→ **EXERCISE**
Search the data for the string "into" and gather each line it is in.

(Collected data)
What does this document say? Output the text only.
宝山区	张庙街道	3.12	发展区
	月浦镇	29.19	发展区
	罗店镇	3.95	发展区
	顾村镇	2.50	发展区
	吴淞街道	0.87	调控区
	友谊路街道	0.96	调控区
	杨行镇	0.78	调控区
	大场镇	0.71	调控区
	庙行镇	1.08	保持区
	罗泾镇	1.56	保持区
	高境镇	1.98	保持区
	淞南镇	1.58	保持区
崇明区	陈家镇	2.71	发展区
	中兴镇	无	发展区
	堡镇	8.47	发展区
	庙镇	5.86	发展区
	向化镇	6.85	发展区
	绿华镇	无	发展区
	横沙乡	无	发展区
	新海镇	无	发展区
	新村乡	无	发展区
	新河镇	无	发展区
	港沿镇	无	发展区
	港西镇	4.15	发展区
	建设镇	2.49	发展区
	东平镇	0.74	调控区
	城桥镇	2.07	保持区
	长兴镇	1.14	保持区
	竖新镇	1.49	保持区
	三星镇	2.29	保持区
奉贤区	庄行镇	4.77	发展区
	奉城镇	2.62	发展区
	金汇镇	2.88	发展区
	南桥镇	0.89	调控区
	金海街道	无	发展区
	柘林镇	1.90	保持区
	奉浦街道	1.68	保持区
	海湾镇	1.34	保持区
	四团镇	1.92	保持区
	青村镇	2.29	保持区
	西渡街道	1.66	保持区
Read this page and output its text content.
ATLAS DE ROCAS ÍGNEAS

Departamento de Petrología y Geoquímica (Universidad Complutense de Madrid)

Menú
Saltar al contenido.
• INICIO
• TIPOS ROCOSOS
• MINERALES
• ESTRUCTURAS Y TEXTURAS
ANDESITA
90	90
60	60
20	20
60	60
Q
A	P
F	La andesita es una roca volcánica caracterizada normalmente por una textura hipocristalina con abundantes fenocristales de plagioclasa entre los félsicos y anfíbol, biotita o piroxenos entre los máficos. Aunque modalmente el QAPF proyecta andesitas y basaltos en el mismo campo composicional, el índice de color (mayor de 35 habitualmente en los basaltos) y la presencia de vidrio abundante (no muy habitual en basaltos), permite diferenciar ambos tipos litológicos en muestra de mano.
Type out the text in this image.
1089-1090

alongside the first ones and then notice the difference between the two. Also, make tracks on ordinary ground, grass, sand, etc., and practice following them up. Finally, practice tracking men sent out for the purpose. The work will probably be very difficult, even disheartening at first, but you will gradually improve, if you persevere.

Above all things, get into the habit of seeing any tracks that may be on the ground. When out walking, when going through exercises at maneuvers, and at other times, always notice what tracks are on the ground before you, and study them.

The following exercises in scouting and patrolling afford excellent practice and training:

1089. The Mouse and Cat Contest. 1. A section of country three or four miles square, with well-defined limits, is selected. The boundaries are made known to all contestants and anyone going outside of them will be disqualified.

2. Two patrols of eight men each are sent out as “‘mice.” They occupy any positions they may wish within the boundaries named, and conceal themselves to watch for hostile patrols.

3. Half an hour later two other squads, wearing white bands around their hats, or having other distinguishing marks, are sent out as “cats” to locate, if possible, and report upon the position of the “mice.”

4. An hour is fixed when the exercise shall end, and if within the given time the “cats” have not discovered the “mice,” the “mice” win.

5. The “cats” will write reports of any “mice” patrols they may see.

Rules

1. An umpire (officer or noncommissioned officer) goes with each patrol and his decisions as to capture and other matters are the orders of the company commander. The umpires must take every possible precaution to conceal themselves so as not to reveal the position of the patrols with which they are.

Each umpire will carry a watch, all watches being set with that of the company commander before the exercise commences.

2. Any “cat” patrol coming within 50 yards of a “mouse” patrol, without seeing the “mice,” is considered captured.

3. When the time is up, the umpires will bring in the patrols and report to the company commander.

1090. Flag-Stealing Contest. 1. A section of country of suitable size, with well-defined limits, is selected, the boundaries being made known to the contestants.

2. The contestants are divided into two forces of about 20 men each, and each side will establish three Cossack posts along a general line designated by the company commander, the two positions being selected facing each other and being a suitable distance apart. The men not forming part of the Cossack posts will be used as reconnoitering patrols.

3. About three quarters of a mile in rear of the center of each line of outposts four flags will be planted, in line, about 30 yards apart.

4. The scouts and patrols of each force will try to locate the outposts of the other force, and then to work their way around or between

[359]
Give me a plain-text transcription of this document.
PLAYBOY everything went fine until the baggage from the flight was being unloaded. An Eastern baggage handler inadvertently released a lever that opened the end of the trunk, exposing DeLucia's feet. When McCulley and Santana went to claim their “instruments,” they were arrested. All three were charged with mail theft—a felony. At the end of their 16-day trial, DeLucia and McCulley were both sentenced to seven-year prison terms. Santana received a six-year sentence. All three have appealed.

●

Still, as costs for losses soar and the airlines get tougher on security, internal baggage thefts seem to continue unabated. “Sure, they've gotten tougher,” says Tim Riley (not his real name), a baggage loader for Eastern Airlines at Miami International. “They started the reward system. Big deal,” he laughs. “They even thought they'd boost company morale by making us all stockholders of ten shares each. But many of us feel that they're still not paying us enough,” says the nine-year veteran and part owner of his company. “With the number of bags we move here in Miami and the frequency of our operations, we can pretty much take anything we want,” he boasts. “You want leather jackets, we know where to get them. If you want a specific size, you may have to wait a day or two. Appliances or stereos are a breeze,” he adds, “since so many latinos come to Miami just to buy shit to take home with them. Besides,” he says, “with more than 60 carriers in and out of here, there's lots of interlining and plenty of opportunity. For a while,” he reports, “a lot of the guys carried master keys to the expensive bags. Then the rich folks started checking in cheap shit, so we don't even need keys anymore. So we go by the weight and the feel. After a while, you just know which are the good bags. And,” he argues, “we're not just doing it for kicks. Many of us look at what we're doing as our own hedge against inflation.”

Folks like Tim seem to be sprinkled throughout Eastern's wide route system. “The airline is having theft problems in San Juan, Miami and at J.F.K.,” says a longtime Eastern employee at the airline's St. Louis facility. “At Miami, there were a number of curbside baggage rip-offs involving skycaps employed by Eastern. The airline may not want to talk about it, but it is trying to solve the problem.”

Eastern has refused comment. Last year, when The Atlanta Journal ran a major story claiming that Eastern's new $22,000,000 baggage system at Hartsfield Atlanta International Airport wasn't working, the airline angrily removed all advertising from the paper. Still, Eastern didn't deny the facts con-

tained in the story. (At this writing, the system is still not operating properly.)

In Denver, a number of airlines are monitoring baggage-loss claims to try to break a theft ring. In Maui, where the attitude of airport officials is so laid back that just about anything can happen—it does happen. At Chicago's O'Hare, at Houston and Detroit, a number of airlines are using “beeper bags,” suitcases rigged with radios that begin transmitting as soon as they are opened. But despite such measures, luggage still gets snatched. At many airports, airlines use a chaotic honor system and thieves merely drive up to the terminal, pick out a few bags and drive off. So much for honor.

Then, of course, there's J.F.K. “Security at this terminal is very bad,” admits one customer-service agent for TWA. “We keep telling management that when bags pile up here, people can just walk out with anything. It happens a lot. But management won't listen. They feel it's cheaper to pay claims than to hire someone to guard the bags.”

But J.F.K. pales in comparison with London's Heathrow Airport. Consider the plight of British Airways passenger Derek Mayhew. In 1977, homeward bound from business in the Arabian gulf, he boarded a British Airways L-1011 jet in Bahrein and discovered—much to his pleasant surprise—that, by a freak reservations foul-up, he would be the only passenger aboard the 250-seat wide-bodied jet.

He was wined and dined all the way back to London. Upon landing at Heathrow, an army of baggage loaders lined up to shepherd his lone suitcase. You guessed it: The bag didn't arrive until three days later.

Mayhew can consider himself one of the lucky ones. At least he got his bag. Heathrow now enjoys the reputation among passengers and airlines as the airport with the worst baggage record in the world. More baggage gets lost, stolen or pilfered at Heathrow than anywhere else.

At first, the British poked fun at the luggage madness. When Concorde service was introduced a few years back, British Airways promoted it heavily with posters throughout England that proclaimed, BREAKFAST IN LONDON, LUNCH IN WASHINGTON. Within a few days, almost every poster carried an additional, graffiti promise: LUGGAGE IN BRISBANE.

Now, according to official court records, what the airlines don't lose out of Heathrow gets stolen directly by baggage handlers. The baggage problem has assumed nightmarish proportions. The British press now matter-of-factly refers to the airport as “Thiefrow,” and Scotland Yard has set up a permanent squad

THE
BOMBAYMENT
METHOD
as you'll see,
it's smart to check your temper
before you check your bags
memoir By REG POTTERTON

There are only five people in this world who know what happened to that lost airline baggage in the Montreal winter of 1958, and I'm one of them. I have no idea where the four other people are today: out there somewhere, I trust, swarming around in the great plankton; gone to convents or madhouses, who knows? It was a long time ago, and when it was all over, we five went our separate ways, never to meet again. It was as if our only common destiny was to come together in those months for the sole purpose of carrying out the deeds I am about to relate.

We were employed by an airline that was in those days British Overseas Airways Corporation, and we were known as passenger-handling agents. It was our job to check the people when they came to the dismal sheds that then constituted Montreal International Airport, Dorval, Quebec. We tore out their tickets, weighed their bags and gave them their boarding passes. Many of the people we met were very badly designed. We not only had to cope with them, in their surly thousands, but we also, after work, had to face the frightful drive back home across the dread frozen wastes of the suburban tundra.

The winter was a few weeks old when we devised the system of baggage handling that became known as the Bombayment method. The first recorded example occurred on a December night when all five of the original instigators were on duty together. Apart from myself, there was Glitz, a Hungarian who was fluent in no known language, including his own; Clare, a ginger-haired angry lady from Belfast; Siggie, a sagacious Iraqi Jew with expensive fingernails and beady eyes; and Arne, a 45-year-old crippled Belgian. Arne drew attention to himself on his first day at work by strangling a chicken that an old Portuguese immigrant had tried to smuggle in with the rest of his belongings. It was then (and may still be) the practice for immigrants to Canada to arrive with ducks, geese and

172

→ **CORRECT OUTPUT**
Above all things, get into the habit of seeing any tracks that may be on the ground. When out walking, when going through exercises at maneuvers, and at other times, always notice what tracks are on the ground before you, and study them.
2. The contestants are divided into two forces of about 20 men each, and each side will establish three Cossack posts along a general line designated by the company commander, the two positions being selected facing each other and being a suitable distance apart. The men not forming part of the Cossack posts will be used as reconnoitering patrols.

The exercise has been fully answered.